**THE REQUEST**
Identify and reproduce every line holding the string "plain".

**RECORDS FOR THE EXERCISE**
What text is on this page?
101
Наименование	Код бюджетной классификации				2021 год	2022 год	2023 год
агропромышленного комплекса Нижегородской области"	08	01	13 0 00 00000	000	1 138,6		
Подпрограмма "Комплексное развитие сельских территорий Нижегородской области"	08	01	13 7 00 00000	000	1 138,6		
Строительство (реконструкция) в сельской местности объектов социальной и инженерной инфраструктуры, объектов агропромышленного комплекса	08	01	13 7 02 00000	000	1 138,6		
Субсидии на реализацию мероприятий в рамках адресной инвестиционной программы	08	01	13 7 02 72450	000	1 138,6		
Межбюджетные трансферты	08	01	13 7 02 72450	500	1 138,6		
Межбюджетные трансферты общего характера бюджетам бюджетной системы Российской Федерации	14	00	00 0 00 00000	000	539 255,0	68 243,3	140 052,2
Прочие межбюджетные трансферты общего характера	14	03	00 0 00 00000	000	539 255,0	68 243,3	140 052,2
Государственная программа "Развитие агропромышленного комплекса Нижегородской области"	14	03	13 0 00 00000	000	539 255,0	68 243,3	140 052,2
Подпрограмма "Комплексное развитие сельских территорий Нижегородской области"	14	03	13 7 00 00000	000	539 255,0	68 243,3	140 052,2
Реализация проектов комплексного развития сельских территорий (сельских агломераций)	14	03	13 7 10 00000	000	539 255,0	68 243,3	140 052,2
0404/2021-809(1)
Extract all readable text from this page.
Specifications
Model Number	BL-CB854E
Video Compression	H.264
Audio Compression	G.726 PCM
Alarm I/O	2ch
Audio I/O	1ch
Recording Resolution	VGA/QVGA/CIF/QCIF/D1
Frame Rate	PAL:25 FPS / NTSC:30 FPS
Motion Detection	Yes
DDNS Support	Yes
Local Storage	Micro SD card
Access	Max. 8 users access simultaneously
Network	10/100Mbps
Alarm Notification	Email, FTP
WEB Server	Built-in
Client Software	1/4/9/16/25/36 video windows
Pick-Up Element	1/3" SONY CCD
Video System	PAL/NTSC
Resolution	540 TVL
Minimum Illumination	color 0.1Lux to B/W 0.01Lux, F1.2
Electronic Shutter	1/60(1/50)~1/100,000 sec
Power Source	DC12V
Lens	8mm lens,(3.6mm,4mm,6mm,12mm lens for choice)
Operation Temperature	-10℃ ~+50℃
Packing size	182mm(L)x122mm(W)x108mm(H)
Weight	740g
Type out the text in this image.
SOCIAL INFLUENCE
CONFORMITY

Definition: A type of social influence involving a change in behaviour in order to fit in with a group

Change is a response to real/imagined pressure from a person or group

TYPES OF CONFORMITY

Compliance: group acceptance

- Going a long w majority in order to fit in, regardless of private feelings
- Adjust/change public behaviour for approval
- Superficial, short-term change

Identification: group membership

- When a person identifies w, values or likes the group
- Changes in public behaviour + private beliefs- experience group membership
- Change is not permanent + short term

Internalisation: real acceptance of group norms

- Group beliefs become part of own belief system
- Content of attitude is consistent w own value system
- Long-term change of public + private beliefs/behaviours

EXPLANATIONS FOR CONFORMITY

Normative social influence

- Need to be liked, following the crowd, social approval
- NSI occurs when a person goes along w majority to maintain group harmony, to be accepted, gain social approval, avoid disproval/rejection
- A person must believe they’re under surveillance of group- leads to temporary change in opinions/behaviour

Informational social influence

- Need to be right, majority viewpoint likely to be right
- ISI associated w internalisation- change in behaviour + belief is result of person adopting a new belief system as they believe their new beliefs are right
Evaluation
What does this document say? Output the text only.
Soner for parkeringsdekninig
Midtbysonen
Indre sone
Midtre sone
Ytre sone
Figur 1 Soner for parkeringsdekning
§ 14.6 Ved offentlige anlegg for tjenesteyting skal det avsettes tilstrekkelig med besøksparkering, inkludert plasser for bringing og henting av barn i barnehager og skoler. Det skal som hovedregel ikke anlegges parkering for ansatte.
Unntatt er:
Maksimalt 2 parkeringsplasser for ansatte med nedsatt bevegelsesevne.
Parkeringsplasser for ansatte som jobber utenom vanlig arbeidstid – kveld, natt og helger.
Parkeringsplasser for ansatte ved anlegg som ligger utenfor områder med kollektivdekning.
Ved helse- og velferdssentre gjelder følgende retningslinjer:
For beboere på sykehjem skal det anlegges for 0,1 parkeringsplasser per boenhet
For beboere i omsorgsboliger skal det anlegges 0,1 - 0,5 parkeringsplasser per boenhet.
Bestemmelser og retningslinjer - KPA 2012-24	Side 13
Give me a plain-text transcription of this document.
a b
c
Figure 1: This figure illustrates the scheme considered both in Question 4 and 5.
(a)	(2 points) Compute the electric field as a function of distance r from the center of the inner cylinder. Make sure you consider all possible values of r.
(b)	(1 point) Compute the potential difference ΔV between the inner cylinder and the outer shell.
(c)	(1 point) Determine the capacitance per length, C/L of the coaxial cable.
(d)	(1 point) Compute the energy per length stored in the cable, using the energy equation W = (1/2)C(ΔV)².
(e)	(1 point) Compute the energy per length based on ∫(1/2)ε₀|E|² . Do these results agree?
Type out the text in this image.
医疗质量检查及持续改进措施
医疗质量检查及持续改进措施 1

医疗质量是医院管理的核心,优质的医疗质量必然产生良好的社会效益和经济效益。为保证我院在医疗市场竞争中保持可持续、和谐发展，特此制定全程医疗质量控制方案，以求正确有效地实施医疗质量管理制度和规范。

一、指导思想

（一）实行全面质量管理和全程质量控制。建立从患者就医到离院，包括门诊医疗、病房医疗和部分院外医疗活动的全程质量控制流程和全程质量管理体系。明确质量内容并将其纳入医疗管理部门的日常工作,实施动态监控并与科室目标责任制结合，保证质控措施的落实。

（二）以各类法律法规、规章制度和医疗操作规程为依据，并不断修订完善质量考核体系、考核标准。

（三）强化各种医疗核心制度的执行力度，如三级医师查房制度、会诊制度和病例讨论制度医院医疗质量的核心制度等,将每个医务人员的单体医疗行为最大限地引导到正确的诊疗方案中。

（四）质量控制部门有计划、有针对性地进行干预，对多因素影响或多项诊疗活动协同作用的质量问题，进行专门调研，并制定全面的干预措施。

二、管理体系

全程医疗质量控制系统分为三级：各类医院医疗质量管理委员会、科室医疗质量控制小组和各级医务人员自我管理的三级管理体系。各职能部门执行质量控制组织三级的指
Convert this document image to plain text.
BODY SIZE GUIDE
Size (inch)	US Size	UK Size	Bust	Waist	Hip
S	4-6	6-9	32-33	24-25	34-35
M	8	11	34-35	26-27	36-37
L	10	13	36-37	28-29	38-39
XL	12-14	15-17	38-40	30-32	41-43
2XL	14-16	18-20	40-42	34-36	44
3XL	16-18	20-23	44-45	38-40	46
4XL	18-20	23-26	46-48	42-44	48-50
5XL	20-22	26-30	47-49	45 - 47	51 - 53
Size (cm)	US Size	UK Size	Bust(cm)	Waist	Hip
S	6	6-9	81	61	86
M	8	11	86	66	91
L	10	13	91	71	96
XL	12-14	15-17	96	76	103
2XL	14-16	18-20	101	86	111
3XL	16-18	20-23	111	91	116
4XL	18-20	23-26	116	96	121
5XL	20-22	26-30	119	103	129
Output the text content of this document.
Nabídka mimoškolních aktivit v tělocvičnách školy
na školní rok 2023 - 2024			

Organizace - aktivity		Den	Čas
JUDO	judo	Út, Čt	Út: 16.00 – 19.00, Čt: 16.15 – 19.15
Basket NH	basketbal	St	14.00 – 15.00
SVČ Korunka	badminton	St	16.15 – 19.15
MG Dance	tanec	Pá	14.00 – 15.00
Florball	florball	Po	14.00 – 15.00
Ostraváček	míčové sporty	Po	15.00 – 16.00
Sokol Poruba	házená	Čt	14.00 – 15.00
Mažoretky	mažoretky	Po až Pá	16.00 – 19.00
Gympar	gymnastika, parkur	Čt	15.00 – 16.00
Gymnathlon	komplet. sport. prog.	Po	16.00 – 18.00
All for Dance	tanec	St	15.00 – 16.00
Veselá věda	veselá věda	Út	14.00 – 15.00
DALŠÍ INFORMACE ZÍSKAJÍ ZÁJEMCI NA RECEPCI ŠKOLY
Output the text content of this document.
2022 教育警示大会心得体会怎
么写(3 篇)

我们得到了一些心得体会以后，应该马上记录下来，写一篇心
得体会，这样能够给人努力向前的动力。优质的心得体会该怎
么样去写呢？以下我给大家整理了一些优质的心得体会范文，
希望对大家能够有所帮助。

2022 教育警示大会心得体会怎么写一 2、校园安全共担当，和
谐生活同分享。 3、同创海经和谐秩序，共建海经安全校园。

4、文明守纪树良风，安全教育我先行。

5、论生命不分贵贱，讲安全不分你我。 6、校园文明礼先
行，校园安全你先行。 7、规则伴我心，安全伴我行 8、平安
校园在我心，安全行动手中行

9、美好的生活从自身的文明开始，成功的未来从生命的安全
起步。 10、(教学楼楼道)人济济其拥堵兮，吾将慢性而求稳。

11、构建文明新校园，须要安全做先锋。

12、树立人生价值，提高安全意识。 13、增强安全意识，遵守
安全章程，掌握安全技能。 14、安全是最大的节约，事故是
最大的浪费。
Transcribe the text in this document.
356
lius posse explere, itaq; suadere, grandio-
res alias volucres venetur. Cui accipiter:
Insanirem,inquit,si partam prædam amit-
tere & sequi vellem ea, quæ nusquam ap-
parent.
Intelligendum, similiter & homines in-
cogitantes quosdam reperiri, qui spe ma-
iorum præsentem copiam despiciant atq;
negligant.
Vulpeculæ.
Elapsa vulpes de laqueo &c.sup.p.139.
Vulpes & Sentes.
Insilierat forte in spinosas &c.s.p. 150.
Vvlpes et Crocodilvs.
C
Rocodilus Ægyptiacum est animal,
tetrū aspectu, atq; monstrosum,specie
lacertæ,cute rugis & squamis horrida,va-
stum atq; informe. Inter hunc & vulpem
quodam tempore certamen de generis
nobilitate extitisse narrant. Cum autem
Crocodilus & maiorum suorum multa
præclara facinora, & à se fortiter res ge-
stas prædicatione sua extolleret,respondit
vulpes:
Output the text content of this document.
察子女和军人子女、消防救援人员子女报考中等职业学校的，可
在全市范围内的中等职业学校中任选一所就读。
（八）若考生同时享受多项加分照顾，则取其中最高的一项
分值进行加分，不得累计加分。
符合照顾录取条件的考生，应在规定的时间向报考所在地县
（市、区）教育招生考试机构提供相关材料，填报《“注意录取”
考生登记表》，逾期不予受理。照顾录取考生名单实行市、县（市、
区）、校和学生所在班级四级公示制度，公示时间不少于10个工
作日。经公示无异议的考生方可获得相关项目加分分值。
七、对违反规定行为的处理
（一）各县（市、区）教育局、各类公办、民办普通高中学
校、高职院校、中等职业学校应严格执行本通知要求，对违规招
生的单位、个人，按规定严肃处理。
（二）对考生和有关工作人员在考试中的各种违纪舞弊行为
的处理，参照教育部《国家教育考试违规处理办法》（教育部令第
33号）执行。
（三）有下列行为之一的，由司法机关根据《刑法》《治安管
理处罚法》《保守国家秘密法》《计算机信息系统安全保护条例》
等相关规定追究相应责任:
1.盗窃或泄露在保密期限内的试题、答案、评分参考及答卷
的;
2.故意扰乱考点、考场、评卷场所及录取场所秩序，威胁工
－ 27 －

**THE REPLY**
Give me a plain-text transcription of this document.
Convert this document image to plain text.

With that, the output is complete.